◆ **Do this**
Quote each line exactly, from the line that contains "What text is on this page?" down to the last line of the listing, and no other lines.

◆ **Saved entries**
-- -- --

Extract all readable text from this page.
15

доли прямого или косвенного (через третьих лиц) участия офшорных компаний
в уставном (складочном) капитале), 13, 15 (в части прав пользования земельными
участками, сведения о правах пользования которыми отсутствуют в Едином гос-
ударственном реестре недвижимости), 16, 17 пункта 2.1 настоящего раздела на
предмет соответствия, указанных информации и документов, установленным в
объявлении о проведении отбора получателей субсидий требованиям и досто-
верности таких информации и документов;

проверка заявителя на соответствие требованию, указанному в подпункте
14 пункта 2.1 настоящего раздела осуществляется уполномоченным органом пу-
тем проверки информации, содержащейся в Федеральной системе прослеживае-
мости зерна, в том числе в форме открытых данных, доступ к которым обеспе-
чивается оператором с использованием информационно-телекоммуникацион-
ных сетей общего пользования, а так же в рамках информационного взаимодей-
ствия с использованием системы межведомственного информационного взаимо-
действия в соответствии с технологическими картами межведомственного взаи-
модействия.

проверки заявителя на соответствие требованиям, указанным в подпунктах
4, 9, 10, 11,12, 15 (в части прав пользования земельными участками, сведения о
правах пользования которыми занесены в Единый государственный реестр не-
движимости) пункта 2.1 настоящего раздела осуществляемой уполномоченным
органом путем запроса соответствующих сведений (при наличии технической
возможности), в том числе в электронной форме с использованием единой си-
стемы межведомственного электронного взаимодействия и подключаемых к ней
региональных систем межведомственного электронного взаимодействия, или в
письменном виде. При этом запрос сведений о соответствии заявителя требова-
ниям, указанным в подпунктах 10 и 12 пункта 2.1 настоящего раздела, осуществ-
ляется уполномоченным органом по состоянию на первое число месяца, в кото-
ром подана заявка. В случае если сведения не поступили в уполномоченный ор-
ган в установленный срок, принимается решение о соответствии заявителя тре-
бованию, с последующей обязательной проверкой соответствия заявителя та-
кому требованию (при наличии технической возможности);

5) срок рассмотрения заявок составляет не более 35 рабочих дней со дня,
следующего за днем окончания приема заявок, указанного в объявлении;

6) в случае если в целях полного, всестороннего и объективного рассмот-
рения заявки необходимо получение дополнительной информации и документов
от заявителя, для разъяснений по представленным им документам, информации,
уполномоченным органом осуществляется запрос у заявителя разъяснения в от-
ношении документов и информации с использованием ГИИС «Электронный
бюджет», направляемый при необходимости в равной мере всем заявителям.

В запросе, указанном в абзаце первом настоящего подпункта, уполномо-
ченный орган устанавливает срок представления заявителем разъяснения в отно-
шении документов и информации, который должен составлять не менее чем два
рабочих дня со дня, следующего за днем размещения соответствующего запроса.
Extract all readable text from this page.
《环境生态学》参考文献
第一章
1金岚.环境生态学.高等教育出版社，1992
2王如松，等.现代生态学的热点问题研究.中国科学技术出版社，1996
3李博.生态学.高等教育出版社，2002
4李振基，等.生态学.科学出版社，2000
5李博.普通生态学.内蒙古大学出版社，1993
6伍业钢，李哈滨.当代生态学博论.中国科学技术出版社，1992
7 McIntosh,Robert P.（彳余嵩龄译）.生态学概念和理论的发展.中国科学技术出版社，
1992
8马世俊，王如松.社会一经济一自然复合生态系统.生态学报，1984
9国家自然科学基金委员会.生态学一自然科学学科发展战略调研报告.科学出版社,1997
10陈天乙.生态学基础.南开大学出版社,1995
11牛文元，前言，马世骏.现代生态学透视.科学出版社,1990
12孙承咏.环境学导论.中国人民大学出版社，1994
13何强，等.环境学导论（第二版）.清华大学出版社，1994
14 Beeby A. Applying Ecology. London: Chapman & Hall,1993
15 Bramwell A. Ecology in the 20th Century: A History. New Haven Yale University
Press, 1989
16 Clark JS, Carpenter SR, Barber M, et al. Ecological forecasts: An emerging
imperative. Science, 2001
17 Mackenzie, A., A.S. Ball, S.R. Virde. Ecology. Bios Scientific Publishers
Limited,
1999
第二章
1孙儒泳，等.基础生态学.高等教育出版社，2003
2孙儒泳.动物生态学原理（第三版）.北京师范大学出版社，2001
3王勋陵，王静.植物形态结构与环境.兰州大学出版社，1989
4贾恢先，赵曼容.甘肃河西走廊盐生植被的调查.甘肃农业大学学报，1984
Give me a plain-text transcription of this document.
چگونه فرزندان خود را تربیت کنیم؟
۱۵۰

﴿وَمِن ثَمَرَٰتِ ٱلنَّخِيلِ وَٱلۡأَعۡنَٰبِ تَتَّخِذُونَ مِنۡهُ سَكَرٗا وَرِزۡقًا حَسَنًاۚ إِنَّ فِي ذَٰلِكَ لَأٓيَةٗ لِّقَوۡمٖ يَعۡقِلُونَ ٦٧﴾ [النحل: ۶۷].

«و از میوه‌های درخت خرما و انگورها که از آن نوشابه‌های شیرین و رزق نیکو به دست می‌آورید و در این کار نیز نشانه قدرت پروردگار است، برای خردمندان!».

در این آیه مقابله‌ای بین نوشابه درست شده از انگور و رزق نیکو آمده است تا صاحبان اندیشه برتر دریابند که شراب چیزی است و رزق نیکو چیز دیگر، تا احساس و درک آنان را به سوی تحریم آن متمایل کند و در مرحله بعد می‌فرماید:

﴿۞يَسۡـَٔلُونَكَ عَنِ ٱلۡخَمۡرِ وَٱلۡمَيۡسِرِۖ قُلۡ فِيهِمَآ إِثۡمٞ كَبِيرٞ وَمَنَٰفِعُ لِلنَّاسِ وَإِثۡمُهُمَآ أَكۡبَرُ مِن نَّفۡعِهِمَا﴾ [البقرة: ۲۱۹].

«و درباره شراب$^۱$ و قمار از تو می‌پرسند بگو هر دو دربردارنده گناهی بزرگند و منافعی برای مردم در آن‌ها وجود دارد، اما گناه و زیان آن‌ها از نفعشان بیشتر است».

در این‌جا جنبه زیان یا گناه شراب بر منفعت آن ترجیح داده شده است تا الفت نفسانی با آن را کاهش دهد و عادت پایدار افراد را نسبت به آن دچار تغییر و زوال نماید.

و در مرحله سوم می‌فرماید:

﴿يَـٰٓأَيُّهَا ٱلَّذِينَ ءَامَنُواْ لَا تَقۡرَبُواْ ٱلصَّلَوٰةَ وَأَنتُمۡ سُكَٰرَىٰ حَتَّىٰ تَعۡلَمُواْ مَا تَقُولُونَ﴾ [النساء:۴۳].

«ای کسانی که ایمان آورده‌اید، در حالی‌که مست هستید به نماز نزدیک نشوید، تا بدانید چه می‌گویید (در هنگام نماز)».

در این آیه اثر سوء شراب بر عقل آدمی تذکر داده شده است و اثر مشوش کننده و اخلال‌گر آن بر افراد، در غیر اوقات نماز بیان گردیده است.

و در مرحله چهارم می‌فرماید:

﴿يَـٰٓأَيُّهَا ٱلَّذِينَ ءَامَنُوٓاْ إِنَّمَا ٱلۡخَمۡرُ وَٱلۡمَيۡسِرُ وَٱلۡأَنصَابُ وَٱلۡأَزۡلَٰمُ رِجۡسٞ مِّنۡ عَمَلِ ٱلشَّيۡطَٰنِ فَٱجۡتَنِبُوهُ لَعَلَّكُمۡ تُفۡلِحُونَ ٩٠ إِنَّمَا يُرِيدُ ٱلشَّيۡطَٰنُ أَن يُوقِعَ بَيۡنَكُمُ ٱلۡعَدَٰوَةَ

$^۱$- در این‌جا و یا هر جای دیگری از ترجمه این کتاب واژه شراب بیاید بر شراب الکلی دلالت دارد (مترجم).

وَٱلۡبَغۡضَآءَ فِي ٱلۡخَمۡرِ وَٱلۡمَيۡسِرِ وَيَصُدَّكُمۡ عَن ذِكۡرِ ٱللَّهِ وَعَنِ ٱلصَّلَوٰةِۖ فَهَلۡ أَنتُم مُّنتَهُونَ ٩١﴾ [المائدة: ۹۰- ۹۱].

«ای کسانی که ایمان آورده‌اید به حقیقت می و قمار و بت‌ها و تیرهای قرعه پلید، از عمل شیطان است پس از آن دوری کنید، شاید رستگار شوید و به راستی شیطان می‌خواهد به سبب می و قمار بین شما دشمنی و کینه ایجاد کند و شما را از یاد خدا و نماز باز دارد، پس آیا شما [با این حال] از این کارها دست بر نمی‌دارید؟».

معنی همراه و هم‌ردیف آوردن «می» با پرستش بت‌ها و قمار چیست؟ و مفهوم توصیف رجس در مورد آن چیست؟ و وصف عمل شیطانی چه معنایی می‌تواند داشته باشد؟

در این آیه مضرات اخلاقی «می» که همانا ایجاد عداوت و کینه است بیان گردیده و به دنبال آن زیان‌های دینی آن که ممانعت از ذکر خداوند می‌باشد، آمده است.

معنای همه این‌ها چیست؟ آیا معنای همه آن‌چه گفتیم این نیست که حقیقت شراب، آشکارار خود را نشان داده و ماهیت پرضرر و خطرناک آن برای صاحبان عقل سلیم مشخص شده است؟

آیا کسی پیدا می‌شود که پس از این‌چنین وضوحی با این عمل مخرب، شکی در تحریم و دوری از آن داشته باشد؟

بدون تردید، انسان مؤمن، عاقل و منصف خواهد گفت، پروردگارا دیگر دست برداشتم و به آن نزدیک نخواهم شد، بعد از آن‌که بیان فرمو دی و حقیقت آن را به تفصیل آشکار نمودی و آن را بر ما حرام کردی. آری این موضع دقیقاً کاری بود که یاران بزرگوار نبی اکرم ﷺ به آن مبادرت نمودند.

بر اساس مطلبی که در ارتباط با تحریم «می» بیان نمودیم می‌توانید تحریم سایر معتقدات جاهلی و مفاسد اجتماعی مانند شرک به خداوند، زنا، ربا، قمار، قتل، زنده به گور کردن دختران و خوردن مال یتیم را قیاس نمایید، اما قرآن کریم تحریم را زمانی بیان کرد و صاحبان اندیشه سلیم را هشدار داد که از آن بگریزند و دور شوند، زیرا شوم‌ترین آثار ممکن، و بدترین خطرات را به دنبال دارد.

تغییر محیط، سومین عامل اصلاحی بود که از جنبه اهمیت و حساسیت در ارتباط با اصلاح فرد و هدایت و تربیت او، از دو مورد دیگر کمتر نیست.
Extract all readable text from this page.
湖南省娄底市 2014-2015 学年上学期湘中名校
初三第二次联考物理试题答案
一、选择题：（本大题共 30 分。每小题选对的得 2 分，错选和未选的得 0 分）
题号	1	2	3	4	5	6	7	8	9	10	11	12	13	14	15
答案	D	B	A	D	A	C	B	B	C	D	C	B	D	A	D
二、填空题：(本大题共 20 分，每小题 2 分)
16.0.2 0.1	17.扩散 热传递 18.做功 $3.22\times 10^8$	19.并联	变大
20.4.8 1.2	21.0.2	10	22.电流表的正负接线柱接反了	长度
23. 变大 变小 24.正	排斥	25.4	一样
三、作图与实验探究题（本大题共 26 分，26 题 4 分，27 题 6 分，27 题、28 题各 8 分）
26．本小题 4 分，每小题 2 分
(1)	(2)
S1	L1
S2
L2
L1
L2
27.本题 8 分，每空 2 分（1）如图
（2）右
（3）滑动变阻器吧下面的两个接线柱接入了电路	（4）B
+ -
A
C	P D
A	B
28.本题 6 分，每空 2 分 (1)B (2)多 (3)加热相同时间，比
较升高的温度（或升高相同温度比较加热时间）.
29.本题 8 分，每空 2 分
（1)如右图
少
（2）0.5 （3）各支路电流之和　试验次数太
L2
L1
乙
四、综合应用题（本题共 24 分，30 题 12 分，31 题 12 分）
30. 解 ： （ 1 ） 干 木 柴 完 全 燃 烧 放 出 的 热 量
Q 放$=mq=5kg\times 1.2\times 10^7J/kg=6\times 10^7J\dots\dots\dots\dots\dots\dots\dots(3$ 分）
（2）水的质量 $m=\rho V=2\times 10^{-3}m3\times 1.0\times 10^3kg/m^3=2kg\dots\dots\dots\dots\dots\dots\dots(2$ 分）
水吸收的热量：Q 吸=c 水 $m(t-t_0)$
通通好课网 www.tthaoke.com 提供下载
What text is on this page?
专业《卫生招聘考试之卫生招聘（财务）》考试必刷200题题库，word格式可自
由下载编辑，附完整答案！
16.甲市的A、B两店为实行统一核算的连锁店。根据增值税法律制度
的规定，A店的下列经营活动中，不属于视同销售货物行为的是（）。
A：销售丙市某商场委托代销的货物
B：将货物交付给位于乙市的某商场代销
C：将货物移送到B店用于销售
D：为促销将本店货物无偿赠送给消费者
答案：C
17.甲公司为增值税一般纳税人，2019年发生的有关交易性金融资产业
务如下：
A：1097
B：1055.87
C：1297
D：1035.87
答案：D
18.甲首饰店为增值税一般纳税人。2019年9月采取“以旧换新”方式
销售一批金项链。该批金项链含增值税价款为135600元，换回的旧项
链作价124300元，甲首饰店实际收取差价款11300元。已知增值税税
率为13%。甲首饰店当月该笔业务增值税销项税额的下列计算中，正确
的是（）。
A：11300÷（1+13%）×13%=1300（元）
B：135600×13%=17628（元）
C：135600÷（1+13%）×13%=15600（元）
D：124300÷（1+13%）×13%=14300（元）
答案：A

-- -- --

◆ **Result of this exercise**
What text is on this page?
专业《卫生招聘考试之卫生招聘（财务）》考试必刷200题题库，word格式可自
由下载编辑，附完整答案！
16.甲市的A、B两店为实行统一核算的连锁店。根据增值税法律制度
的规定，A店的下列经营活动中，不属于视同销售货物行为的是（）。
A：销售丙市某商场委托代销的货物
B：将货物交付给位于乙市的某商场代销
C：将货物移送到B店用于销售
D：为促销将本店货物无偿赠送给消费者
答案：C
17.甲公司为增值税一般纳税人，2019年发生的有关交易性金融资产业
务如下：
A：1097
B：1055.87
C：1297
D：1035.87
答案：D
18.甲首饰店为增值税一般纳税人。2019年9月采取“以旧换新”方式
销售一批金项链。该批金项链含增值税价款为135600元，换回的旧项
链作价124300元，甲首饰店实际收取差价款11300元。已知增值税税
率为13%。甲首饰店当月该笔业务增值税销项税额的下列计算中，正确
的是（）。
A：11300÷（1+13%）×13%=1300（元）
B：135600×13%=17628（元）
C：135600÷（1+13%）×13%=15600（元）
D：124300÷（1+13%）×13%=14300（元）
答案：A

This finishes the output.